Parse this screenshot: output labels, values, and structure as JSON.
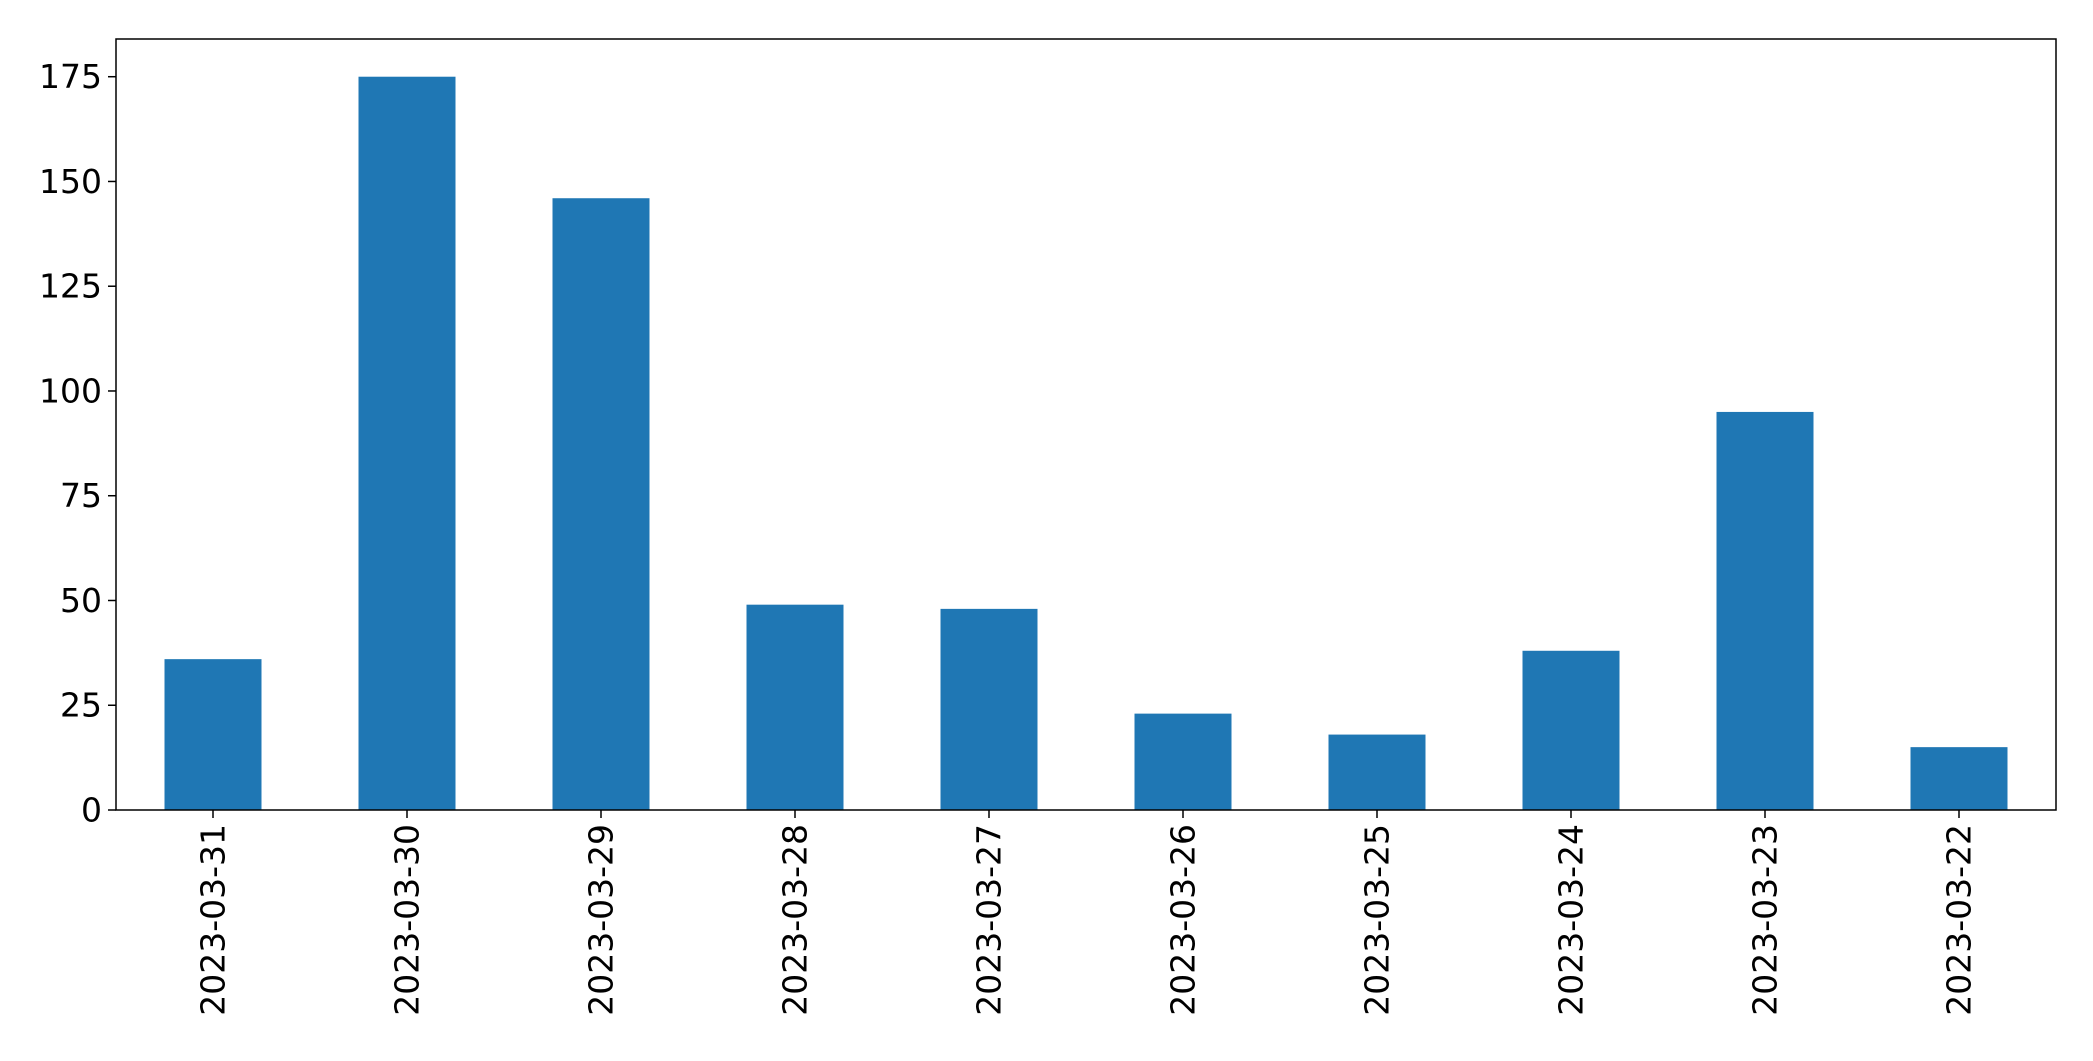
{
  "chart_data": {
    "type": "bar",
    "categories": [
      "2023-03-31",
      "2023-03-30",
      "2023-03-29",
      "2023-03-28",
      "2023-03-27",
      "2023-03-26",
      "2023-03-25",
      "2023-03-24",
      "2023-03-23",
      "2023-03-22"
    ],
    "values": [
      36,
      175,
      146,
      49,
      48,
      23,
      18,
      38,
      95,
      15
    ],
    "title": "",
    "xlabel": "",
    "ylabel": "",
    "ylim": [
      0,
      184
    ],
    "yticks": [
      0,
      25,
      50,
      75,
      100,
      125,
      150,
      175
    ],
    "ytick_labels": [
      "0",
      "25",
      "50",
      "75",
      "100",
      "125",
      "150",
      "175"
    ],
    "bar_color": "#1f77b4",
    "grid": false,
    "legend": "none"
  }
}
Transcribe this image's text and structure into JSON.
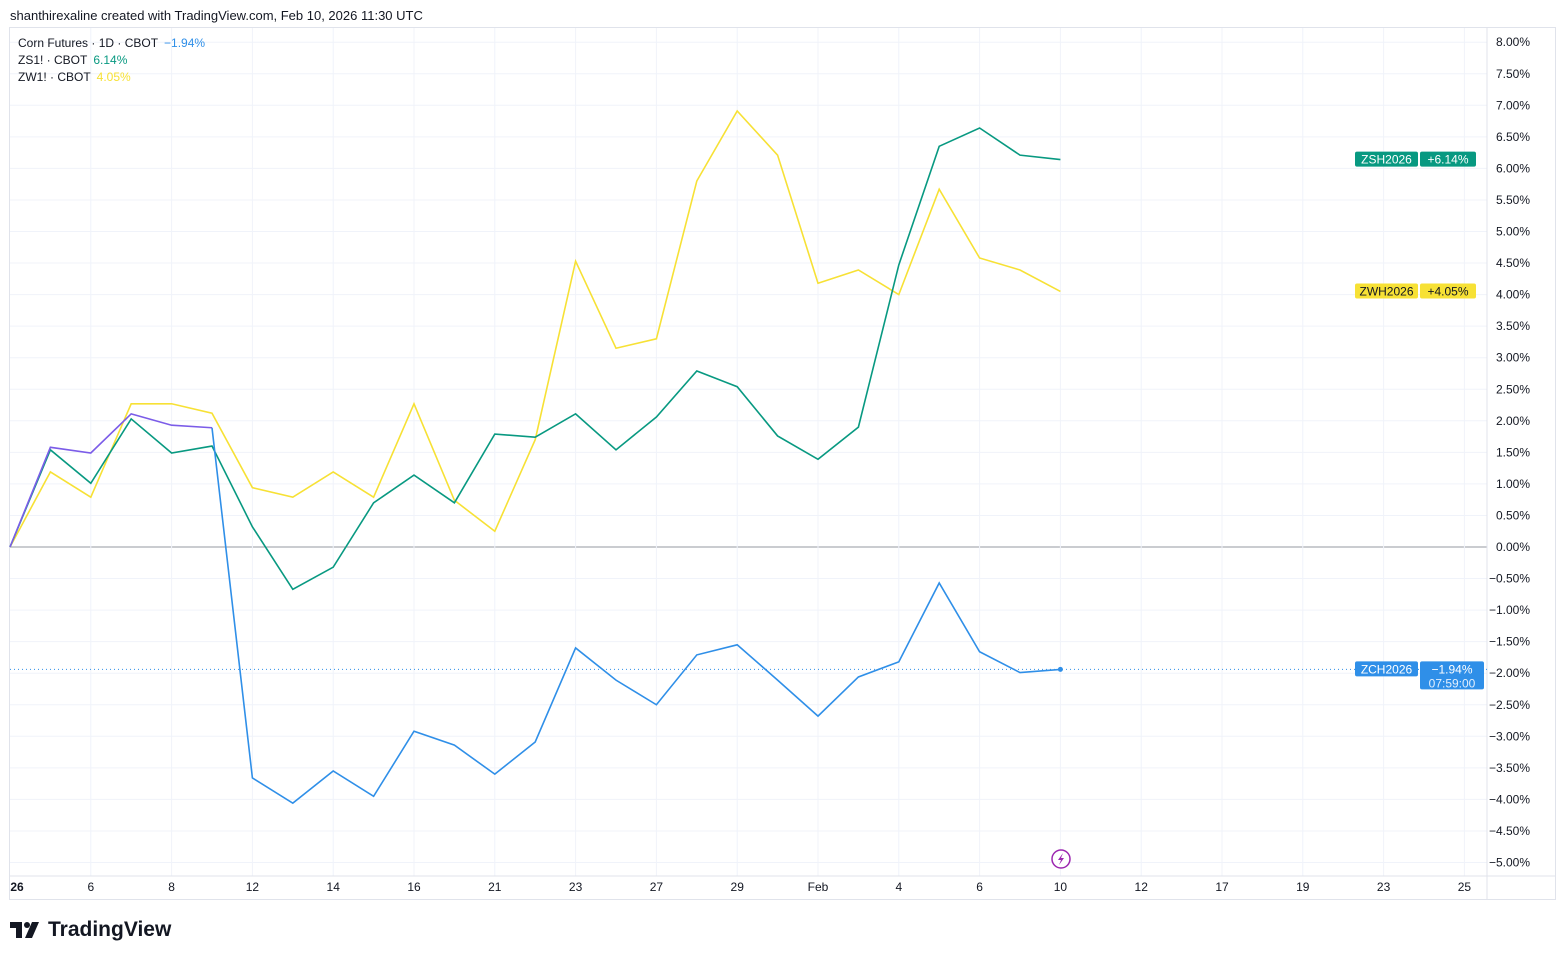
{
  "credit": "shanthirexaline created with TradingView.com, Feb 10, 2026 11:30 UTC",
  "brand": "TradingView",
  "legend": [
    {
      "label": "Corn Futures · 1D · CBOT",
      "value": "−1.94%",
      "color": "#2f8fe8"
    },
    {
      "label": "ZS1! · CBOT",
      "value": "6.14%",
      "color": "#089981"
    },
    {
      "label": "ZW1! · CBOT",
      "value": "4.05%",
      "color": "#f7e135"
    }
  ],
  "chart_data": {
    "type": "line",
    "x": [
      "2026-01-02",
      "2026-01-05",
      "2026-01-06",
      "2026-01-07",
      "2026-01-08",
      "2026-01-09",
      "2026-01-12",
      "2026-01-13",
      "2026-01-14",
      "2026-01-15",
      "2026-01-16",
      "2026-01-20",
      "2026-01-21",
      "2026-01-22",
      "2026-01-23",
      "2026-01-26",
      "2026-01-27",
      "2026-01-28",
      "2026-01-29",
      "2026-01-30",
      "2026-02-02",
      "2026-02-03",
      "2026-02-04",
      "2026-02-05",
      "2026-02-06",
      "2026-02-09",
      "2026-02-10"
    ],
    "x_tick_labels": [
      "26",
      "6",
      "8",
      "12",
      "14",
      "16",
      "21",
      "23",
      "27",
      "29",
      "Feb",
      "4",
      "6",
      "10",
      "12",
      "17",
      "19",
      "23",
      "25"
    ],
    "y_tick_labels": [
      "8.00%",
      "7.50%",
      "7.00%",
      "6.50%",
      "6.00%",
      "5.50%",
      "5.00%",
      "4.50%",
      "4.00%",
      "3.50%",
      "3.00%",
      "2.50%",
      "2.00%",
      "1.50%",
      "1.00%",
      "0.50%",
      "0.00%",
      "-0.50%",
      "-1.00%",
      "-1.50%",
      "-2.00%",
      "-2.50%",
      "-3.00%",
      "-3.50%",
      "-4.00%",
      "-4.50%",
      "-5.00%"
    ],
    "ylim": [
      -5.2,
      8.2
    ],
    "ylabel": "",
    "xlabel": "",
    "grid": true,
    "series": [
      {
        "name": "ZCH2026",
        "tag": "−1.94%",
        "countdown": "07:59:00",
        "color": "#2f8fe8",
        "early_color": "#7b5ce8",
        "values": [
          0,
          1.58,
          1.49,
          2.11,
          1.93,
          1.89,
          -3.66,
          -4.06,
          -3.55,
          -3.95,
          -2.92,
          -3.14,
          -3.6,
          -3.09,
          -1.6,
          -2.11,
          -2.5,
          -1.71,
          -1.55,
          -2.11,
          -2.68,
          -2.06,
          -1.82,
          -0.57,
          -1.66,
          -1.99,
          -1.94
        ]
      },
      {
        "name": "ZSH2026",
        "tag": "+6.14%",
        "color": "#089981",
        "values": [
          0,
          1.54,
          1.01,
          2.03,
          1.49,
          1.6,
          0.32,
          -0.67,
          -0.32,
          0.7,
          1.14,
          0.7,
          1.79,
          1.74,
          2.11,
          1.54,
          2.06,
          2.79,
          2.54,
          1.76,
          1.39,
          1.9,
          4.47,
          6.35,
          6.64,
          6.21,
          6.14
        ]
      },
      {
        "name": "ZWH2026",
        "tag": "+4.05%",
        "color": "#f7e135",
        "values": [
          0,
          1.19,
          0.79,
          2.27,
          2.27,
          2.12,
          0.94,
          0.79,
          1.19,
          0.79,
          2.27,
          0.74,
          0.25,
          1.7,
          4.53,
          3.15,
          3.3,
          5.8,
          6.91,
          6.21,
          4.18,
          4.39,
          4.0,
          5.67,
          4.58,
          4.39,
          4.05
        ]
      }
    ]
  }
}
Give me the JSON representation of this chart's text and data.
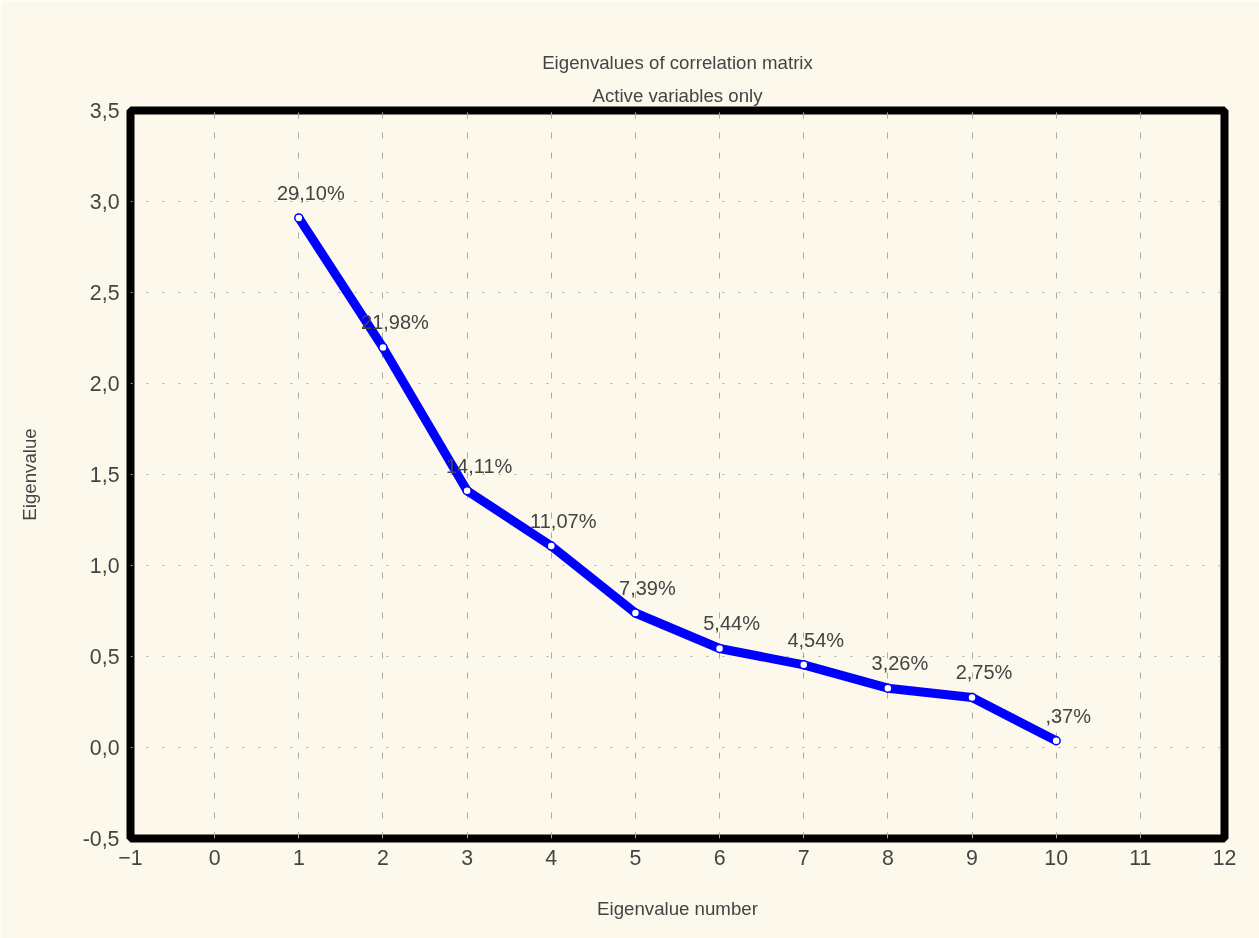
{
  "chart_data": {
    "type": "line",
    "title": "Eigenvalues of correlation matrix",
    "subtitle": "Active variables only",
    "xlabel": "Eigenvalue number",
    "ylabel": "Eigenvalue",
    "x": [
      1,
      2,
      3,
      4,
      5,
      6,
      7,
      8,
      9,
      10
    ],
    "series": [
      {
        "color": "#0000ff",
        "values": [
          2.91,
          2.198,
          1.411,
          1.107,
          0.739,
          0.544,
          0.454,
          0.326,
          0.275,
          0.037
        ]
      }
    ],
    "annotations": [
      {
        "text": "29,10%",
        "x": 1,
        "y": 2.91
      },
      {
        "text": "21,98%",
        "x": 2,
        "y": 2.198
      },
      {
        "text": "14,11%",
        "x": 3,
        "y": 1.411
      },
      {
        "text": "11,07%",
        "x": 4,
        "y": 1.107
      },
      {
        "text": "7,39%",
        "x": 5,
        "y": 0.739
      },
      {
        "text": "5,44%",
        "x": 6,
        "y": 0.544
      },
      {
        "text": "4,54%",
        "x": 7,
        "y": 0.454
      },
      {
        "text": "3,26%",
        "x": 8,
        "y": 0.326
      },
      {
        "text": "2,75%",
        "x": 9,
        "y": 0.275
      },
      {
        "text": ",37%",
        "x": 10,
        "y": 0.037
      }
    ],
    "xlim": [
      -1,
      12
    ],
    "xticks": [
      -1,
      0,
      1,
      2,
      3,
      4,
      5,
      6,
      7,
      8,
      9,
      10,
      11,
      12
    ],
    "ylim": [
      -0.5,
      3.5
    ],
    "yticks": [
      {
        "value": -0.5,
        "label": "-0,5"
      },
      {
        "value": 0,
        "label": "0,0"
      },
      {
        "value": 0.5,
        "label": "0,5"
      },
      {
        "value": 1,
        "label": "1,0"
      },
      {
        "value": 1.5,
        "label": "1,5"
      },
      {
        "value": 2,
        "label": "2,0"
      },
      {
        "value": 2.5,
        "label": "2,5"
      },
      {
        "value": 3,
        "label": "3,0"
      },
      {
        "value": 3.5,
        "label": "3,5"
      }
    ],
    "grid": true,
    "marker": "circle",
    "line_style": "solid"
  }
}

◆ ◆ ◆ ◆

• Problem to work on: Omit every picture while copying the listing above exactly.

• The response:
Parse this screenshot: output labels, values, and structure as JSON.
{
  "chart_data": {
    "type": "bar",
    "categories": [
      "2023-03-31",
      "2023-03-30",
      "2023-03-29",
      "2023-03-28",
      "2023-03-27",
      "2023-03-26",
      "2023-03-25",
      "2023-03-24",
      "2023-03-23",
      "2023-03-22"
    ],
    "values": [
      36,
      175,
      146,
      49,
      48,
      23,
      18,
      38,
      95,
      15
    ],
    "title": "",
    "xlabel": "",
    "ylabel": "",
    "ylim": [
      0,
      184
    ],
    "yticks": [
      0,
      25,
      50,
      75,
      100,
      125,
      150,
      175
    ],
    "ytick_labels": [
      "0",
      "25",
      "50",
      "75",
      "100",
      "125",
      "150",
      "175"
    ],
    "bar_color": "#1f77b4",
    "grid": false,
    "legend": "none"
  }
}
Transcribe this image's text and structure into JSON.
{
  "credit": "shanthirexaline created with TradingView.com, Feb 10, 2026 11:30 UTC",
  "brand": "TradingView",
  "legend": [
    {
      "label": "Corn Futures · 1D · CBOT",
      "value": "−1.94%",
      "color": "#2f8fe8"
    },
    {
      "label": "ZS1! · CBOT",
      "value": "6.14%",
      "color": "#089981"
    },
    {
      "label": "ZW1! · CBOT",
      "value": "4.05%",
      "color": "#f7e135"
    }
  ],
  "chart_data": {
    "type": "line",
    "x": [
      "2026-01-02",
      "2026-01-05",
      "2026-01-06",
      "2026-01-07",
      "2026-01-08",
      "2026-01-09",
      "2026-01-12",
      "2026-01-13",
      "2026-01-14",
      "2026-01-15",
      "2026-01-16",
      "2026-01-20",
      "2026-01-21",
      "2026-01-22",
      "2026-01-23",
      "2026-01-26",
      "2026-01-27",
      "2026-01-28",
      "2026-01-29",
      "2026-01-30",
      "2026-02-02",
      "2026-02-03",
      "2026-02-04",
      "2026-02-05",
      "2026-02-06",
      "2026-02-09",
      "2026-02-10"
    ],
    "x_tick_labels": [
      "26",
      "6",
      "8",
      "12",
      "14",
      "16",
      "21",
      "23",
      "27",
      "29",
      "Feb",
      "4",
      "6",
      "10",
      "12",
      "17",
      "19",
      "23",
      "25"
    ],
    "y_tick_labels": [
      "8.00%",
      "7.50%",
      "7.00%",
      "6.50%",
      "6.00%",
      "5.50%",
      "5.00%",
      "4.50%",
      "4.00%",
      "3.50%",
      "3.00%",
      "2.50%",
      "2.00%",
      "1.50%",
      "1.00%",
      "0.50%",
      "0.00%",
      "-0.50%",
      "-1.00%",
      "-1.50%",
      "-2.00%",
      "-2.50%",
      "-3.00%",
      "-3.50%",
      "-4.00%",
      "-4.50%",
      "-5.00%"
    ],
    "ylim": [
      -5.2,
      8.2
    ],
    "ylabel": "",
    "xlabel": "",
    "grid": true,
    "series": [
      {
        "name": "ZCH2026",
        "tag": "−1.94%",
        "countdown": "07:59:00",
        "color": "#2f8fe8",
        "early_color": "#7b5ce8",
        "values": [
          0,
          1.58,
          1.49,
          2.11,
          1.93,
          1.89,
          -3.66,
          -4.06,
          -3.55,
          -3.95,
          -2.92,
          -3.14,
          -3.6,
          -3.09,
          -1.6,
          -2.11,
          -2.5,
          -1.71,
          -1.55,
          -2.11,
          -2.68,
          -2.06,
          -1.82,
          -0.57,
          -1.66,
          -1.99,
          -1.94
        ]
      },
      {
        "name": "ZSH2026",
        "tag": "+6.14%",
        "color": "#089981",
        "values": [
          0,
          1.54,
          1.01,
          2.03,
          1.49,
          1.6,
          0.32,
          -0.67,
          -0.32,
          0.7,
          1.14,
          0.7,
          1.79,
          1.74,
          2.11,
          1.54,
          2.06,
          2.79,
          2.54,
          1.76,
          1.39,
          1.9,
          4.47,
          6.35,
          6.64,
          6.21,
          6.14
        ]
      },
      {
        "name": "ZWH2026",
        "tag": "+4.05%",
        "color": "#f7e135",
        "values": [
          0,
          1.19,
          0.79,
          2.27,
          2.27,
          2.12,
          0.94,
          0.79,
          1.19,
          0.79,
          2.27,
          0.74,
          0.25,
          1.7,
          4.53,
          3.15,
          3.3,
          5.8,
          6.91,
          6.21,
          4.18,
          4.39,
          4.0,
          5.67,
          4.58,
          4.39,
          4.05
        ]
      }
    ]
  }
}
Give me the JSON representation of this chart's text and data.
{
  "chart_data": {
    "type": "line",
    "title": "Eigenvalues of correlation matrix",
    "subtitle": "Active variables only",
    "xlabel": "Eigenvalue number",
    "ylabel": "Eigenvalue",
    "x": [
      1,
      2,
      3,
      4,
      5,
      6,
      7,
      8,
      9,
      10
    ],
    "series": [
      {
        "color": "#0000ff",
        "values": [
          2.91,
          2.198,
          1.411,
          1.107,
          0.739,
          0.544,
          0.454,
          0.326,
          0.275,
          0.037
        ]
      }
    ],
    "annotations": [
      {
        "text": "29,10%",
        "x": 1,
        "y": 2.91
      },
      {
        "text": "21,98%",
        "x": 2,
        "y": 2.198
      },
      {
        "text": "14,11%",
        "x": 3,
        "y": 1.411
      },
      {
        "text": "11,07%",
        "x": 4,
        "y": 1.107
      },
      {
        "text": "7,39%",
        "x": 5,
        "y": 0.739
      },
      {
        "text": "5,44%",
        "x": 6,
        "y": 0.544
      },
      {
        "text": "4,54%",
        "x": 7,
        "y": 0.454
      },
      {
        "text": "3,26%",
        "x": 8,
        "y": 0.326
      },
      {
        "text": "2,75%",
        "x": 9,
        "y": 0.275
      },
      {
        "text": ",37%",
        "x": 10,
        "y": 0.037
      }
    ],
    "xlim": [
      -1,
      12
    ],
    "xticks": [
      -1,
      0,
      1,
      2,
      3,
      4,
      5,
      6,
      7,
      8,
      9,
      10,
      11,
      12
    ],
    "ylim": [
      -0.5,
      3.5
    ],
    "yticks": [
      {
        "value": -0.5,
        "label": "-0,5"
      },
      {
        "value": 0,
        "label": "0,0"
      },
      {
        "value": 0.5,
        "label": "0,5"
      },
      {
        "value": 1,
        "label": "1,0"
      },
      {
        "value": 1.5,
        "label": "1,5"
      },
      {
        "value": 2,
        "label": "2,0"
      },
      {
        "value": 2.5,
        "label": "2,5"
      },
      {
        "value": 3,
        "label": "3,0"
      },
      {
        "value": 3.5,
        "label": "3,5"
      }
    ],
    "grid": true,
    "marker": "circle",
    "line_style": "solid"
  }
}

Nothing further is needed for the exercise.